* _PROVIDED TEXT_
Experiments, not ego

The second practice is a shift in how you frame what you are doing.

Most people do not act because they are trapped in all-or-nothing thinking. If I start this business and it fails, I have ruined everything. If I give this presentation and stumble, my credibility is shot forever. The people who actually move treat their actions as experiments instead of ego tests.

Think about Thomas Edison. He was not successful in inventing the light bulb until his one thousandth attempt. Imagine being on attempt 997 and it did not work. 998, no. 999, no. Most people quit after one or two. He was at a thousand. And the way he framed it was different. He did not fail a thousand times. He had a thousand experiments.

There is no shame in falling down, only in the failure to get back up. If you treat your moves as experiments, falling down stops being failure. It becomes data. You change a variable and you go again.

Try saying it out loud right now. "I am just running an experiment." Notice how that feels lighter. You have lowered the stakes. You are no longer betting your identity on the outcome. You are just playing.

This mindset does two things. It lowers the pressure, and it increases your willingness to act. Because perfectionism is the enemy of progress. The goal is not flawless execution. It is consistent learning. It is movement.

The courage bank

In the moment of fear, your brain plays tricks. It whispers, you have never done this before, you are not ready. Your brain is wrong, and you need evidence ready to prove it.

Write down five times in your life when you acted with courage. It could be leaving a job. It could be having a tough conversation. It could be raising your hand for an opportunity when you were not sure you were a hundred percent ready. It could be ordering coffee in Italy. Whatever those moments were for you, write five of them down. That list is your courage bank.

Why does this matter? Because in the moment of doubt, your courage bank is your receipts. It is proof. I have been brave before. I can be brave again. There is real neuroscience at work here. When you recall past successes, you activate confidence circuits in your brain. You are literally rewiring your self-image.

Write your five down today and keep them somewhere visible. A note on your phone. A card by your computer. Wherever you will see them. Before your next big move, read them for sixty seconds. That is your proof. It will carry you when the fear tries to talk you out of action.

The C3 model: a reset for the moment fear hits

In the moment of fear, you do not have time for theory. You need a tool. That is why we teach the C3 model. Calm, confirm, commit.

Calm. When the fear hits, say to yourself, this is fear, good, it means growth. You have just reframed something negative as a signal of progress. Then breathe. Breathe in for four counts, hold briefly, then exhale for four with an audible release and the word "release" in your head. That longer, forceful exhale activates your parasympathetic nervous system. It resets your body so your thinking comes back online.

Confirm. Pull up your courage bank. Read three of those past moments. Remind yourself that you have done hard things before, and you can do this one.

Commit. Take one step. Not later. Not when it is perfect. Now. Make it small if it has to be small. Send the message. Speak the sentence. Make the call. What you are after is movement, not perfection.

* _EXTRACTED DATA_

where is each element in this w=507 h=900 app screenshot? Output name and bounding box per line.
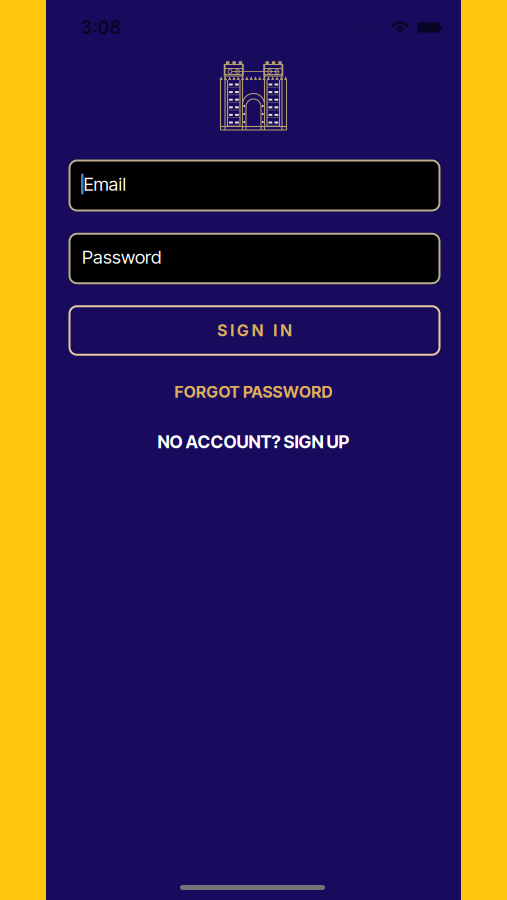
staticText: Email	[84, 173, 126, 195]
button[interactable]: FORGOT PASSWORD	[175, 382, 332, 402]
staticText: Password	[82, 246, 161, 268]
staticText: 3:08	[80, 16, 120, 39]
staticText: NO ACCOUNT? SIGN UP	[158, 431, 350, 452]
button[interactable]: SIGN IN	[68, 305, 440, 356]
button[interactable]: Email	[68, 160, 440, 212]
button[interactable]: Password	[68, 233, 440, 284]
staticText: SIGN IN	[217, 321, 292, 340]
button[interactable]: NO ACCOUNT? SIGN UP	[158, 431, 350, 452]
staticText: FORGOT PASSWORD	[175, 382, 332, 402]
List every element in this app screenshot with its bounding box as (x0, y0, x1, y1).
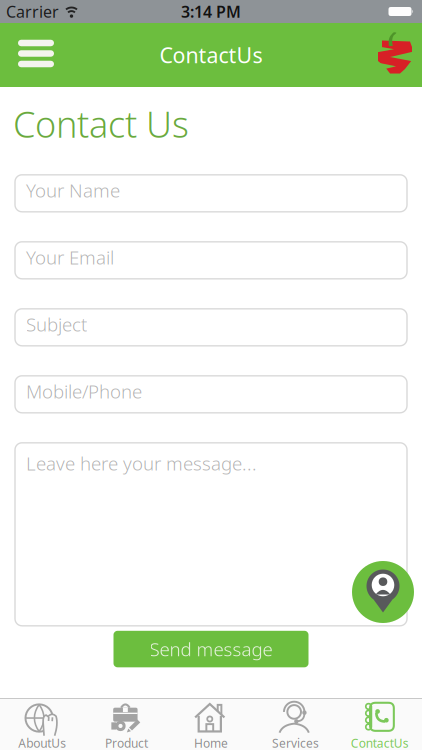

* _WRITTEN REQUEST_
From the text on acting through fear, reproduce word for word the stretch from "The second practice" through "of ego tests.".

* _EXERCISE RESULT_
The second practice is a shift in how you frame what you are doing.

Most people do not act because they are trapped in all-or-nothing thinking. If I start this business and it fails, I have ruined everything. If I give this presentation and stumble, my credibility is shot forever. The people who actually move treat their actions as experiments instead of ego tests.